| Aim |
Return the lines starting with the line containing "y-tick-label: 0: [146, 684, 154, 701]" and continuing through the line containing "data-point: [1200, 506, 1218, 525]", copied as they appear.

(Stored items from a collection)

▬▬▬

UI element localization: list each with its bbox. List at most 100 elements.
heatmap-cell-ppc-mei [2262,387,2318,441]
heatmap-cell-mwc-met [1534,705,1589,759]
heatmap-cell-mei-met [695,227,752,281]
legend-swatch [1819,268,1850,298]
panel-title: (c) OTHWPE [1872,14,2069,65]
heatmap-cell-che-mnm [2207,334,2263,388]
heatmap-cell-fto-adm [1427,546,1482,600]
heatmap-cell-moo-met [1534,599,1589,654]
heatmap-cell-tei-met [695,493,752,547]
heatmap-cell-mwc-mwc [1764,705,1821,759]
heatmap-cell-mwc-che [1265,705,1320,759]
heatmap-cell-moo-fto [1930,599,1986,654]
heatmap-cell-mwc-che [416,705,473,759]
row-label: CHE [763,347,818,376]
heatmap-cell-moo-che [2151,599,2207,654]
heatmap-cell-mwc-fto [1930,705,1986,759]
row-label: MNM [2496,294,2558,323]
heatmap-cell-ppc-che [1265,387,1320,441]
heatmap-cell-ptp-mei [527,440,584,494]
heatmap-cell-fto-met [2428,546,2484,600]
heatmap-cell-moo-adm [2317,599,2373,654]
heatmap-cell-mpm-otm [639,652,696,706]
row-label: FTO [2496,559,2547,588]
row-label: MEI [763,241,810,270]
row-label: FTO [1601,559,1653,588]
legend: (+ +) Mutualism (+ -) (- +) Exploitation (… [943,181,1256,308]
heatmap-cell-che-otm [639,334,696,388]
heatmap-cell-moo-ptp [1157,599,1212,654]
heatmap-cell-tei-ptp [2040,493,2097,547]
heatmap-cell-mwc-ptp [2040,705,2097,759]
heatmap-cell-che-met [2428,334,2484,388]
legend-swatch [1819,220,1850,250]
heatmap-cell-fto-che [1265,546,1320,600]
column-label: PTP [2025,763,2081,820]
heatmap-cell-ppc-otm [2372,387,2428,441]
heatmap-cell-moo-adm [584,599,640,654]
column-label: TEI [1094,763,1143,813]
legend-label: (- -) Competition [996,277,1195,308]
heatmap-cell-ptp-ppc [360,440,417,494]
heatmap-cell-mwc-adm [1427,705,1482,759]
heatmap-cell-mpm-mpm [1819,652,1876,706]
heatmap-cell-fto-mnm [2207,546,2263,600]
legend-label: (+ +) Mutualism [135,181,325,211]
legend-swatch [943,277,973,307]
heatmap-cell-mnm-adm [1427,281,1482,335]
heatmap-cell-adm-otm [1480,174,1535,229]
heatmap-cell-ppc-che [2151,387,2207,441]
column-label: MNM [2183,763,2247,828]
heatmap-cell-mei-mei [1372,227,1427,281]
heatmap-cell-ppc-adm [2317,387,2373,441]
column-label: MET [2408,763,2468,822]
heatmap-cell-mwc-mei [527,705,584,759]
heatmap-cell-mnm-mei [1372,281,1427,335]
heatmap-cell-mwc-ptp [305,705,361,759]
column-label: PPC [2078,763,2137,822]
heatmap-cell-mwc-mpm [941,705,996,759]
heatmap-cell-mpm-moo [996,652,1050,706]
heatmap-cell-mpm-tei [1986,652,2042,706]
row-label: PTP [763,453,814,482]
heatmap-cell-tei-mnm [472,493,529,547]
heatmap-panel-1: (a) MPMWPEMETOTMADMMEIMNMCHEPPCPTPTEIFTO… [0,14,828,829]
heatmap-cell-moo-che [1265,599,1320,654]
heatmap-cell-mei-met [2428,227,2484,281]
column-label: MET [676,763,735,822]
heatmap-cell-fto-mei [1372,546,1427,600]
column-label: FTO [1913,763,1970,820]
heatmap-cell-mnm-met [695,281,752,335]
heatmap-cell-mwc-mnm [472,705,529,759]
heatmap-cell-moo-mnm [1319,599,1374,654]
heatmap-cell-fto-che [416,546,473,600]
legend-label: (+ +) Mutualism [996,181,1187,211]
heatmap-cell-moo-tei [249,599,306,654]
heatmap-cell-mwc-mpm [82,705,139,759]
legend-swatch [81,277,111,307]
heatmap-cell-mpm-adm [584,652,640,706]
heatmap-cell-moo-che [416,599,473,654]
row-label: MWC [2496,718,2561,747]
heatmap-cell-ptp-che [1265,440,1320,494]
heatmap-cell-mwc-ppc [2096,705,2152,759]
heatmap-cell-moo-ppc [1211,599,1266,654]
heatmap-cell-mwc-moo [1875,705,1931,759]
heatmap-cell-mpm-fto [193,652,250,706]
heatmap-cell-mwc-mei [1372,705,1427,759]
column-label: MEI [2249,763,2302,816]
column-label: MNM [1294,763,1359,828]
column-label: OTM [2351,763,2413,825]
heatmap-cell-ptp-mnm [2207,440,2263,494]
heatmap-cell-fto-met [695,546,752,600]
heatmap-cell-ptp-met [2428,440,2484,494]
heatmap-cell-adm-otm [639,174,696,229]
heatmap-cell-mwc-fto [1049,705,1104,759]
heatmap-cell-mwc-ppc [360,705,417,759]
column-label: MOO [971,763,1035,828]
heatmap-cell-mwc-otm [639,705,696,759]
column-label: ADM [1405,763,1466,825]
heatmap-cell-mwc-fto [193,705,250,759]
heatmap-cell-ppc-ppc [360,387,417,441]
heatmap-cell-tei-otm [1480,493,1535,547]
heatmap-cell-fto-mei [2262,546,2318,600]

▬▬▬

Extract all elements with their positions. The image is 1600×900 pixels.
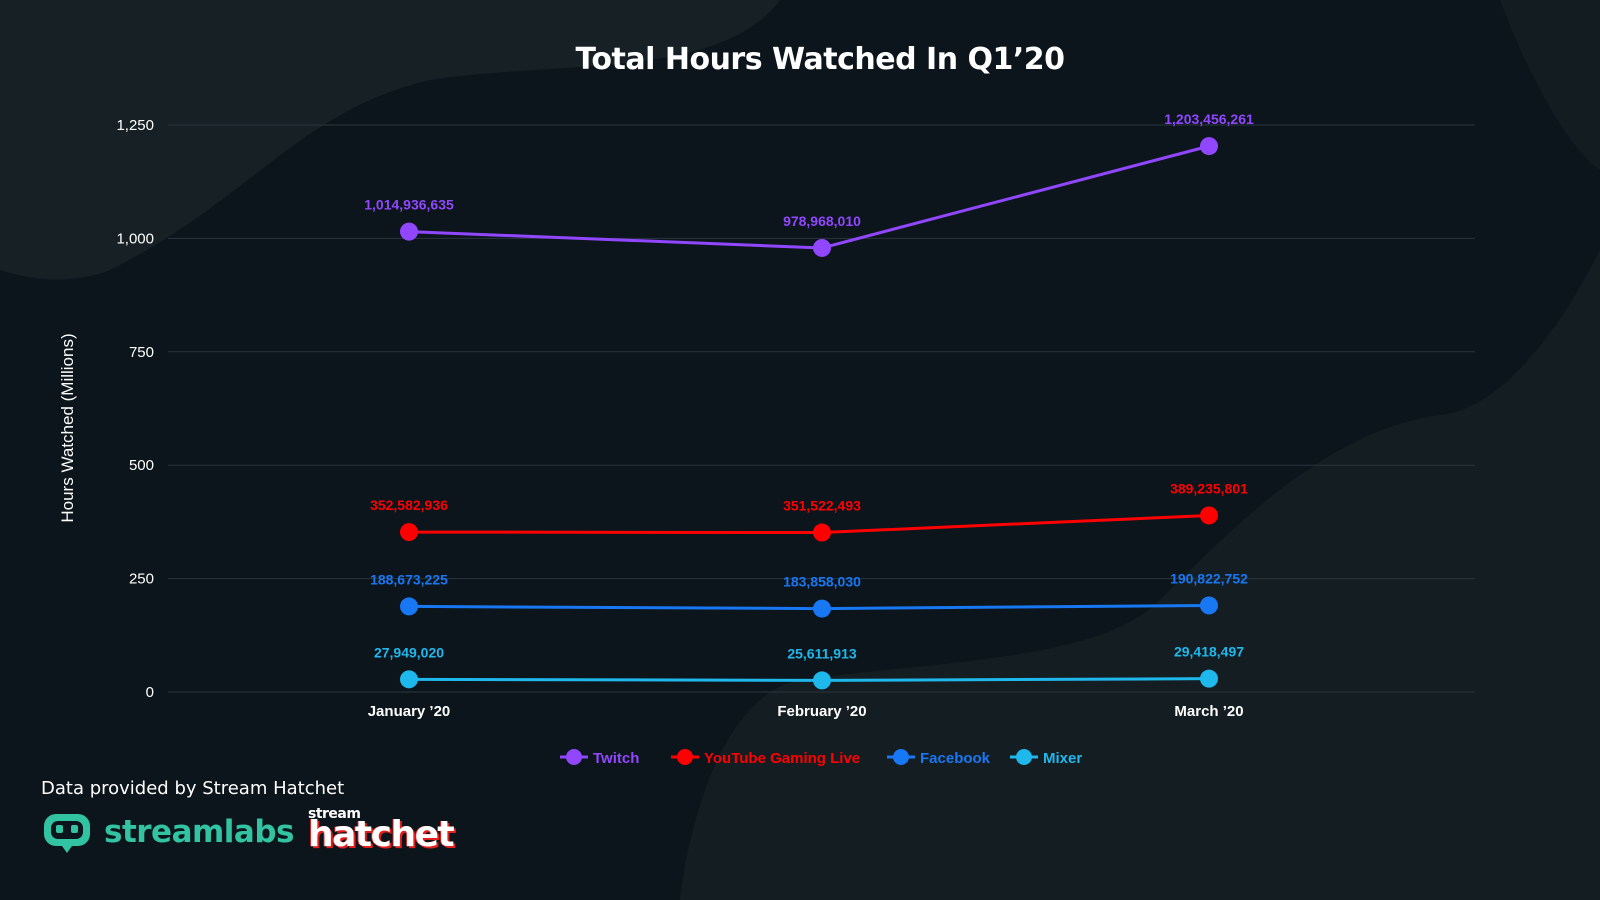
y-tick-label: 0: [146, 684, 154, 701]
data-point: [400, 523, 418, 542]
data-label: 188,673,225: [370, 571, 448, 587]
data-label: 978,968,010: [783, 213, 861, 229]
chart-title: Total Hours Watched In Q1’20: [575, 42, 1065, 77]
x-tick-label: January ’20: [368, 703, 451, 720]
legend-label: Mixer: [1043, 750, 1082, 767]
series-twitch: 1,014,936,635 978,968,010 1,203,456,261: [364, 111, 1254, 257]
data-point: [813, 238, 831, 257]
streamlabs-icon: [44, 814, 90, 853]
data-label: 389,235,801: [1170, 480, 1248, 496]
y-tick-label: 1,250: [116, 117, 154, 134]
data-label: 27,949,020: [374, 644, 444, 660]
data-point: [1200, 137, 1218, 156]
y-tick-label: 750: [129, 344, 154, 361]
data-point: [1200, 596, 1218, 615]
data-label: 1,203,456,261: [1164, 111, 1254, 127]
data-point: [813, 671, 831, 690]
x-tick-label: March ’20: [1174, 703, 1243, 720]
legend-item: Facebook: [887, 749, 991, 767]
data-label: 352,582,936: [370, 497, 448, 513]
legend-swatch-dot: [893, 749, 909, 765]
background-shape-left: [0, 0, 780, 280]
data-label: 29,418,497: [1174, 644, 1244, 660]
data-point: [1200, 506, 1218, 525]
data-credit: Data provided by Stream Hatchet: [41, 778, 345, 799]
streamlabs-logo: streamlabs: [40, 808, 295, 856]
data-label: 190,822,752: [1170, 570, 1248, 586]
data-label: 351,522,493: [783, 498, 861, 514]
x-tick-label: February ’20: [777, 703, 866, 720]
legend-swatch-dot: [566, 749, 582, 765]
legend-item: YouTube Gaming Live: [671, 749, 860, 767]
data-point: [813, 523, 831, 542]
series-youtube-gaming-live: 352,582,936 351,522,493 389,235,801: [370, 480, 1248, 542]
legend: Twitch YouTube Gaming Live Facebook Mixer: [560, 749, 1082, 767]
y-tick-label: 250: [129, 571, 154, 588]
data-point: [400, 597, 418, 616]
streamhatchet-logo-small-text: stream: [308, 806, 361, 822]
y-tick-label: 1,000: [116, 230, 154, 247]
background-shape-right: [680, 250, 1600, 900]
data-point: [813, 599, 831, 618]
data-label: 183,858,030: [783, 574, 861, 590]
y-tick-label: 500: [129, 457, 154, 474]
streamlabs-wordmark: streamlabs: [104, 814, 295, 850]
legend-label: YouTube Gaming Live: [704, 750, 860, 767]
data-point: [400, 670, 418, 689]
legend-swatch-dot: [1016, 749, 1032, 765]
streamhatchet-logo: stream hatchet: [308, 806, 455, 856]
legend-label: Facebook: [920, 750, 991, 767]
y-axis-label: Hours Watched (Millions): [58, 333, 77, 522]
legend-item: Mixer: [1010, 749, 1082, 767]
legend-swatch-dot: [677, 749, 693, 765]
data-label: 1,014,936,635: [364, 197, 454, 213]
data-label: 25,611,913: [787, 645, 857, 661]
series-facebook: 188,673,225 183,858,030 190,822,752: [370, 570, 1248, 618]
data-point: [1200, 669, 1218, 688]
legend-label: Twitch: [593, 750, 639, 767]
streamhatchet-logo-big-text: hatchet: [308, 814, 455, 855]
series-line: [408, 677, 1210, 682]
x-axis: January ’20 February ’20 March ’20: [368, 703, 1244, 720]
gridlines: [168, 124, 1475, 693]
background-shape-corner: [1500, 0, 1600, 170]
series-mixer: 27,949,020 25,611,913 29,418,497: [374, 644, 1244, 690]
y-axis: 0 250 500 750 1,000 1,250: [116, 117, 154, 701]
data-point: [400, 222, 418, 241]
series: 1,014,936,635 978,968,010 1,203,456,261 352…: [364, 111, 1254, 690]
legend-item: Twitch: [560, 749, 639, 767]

▬▬▬

| Answer to this task |
y-tick-label: 0: [146, 684, 154, 701]
data-point: [400, 523, 418, 542]
data-label: 188,673,225: [370, 571, 448, 587]
data-label: 978,968,010: [783, 213, 861, 229]
chart-title: Total Hours Watched In Q1’20: [575, 42, 1065, 77]
x-tick-label: January ’20: [368, 703, 451, 720]
legend-label: Mixer: [1043, 750, 1082, 767]
series-twitch: 1,014,936,635 978,968,010 1,203,456,261: [364, 111, 1254, 257]
data-point: [813, 238, 831, 257]
streamlabs-icon: [44, 814, 90, 853]
data-label: 389,235,801: [1170, 480, 1248, 496]
y-tick-label: 1,250: [116, 117, 154, 134]
data-label: 27,949,020: [374, 644, 444, 660]
data-point: [1200, 137, 1218, 156]
y-tick-label: 750: [129, 344, 154, 361]
data-point: [1200, 596, 1218, 615]
data-label: 1,203,456,261: [1164, 111, 1254, 127]
data-point: [813, 671, 831, 690]
x-tick-label: March ’20: [1174, 703, 1243, 720]
legend-item: Facebook: [887, 749, 991, 767]
data-label: 352,582,936: [370, 497, 448, 513]
legend-swatch-dot: [893, 749, 909, 765]
background-shape-left: [0, 0, 780, 280]
data-label: 29,418,497: [1174, 644, 1244, 660]
data-point: [1200, 506, 1218, 525]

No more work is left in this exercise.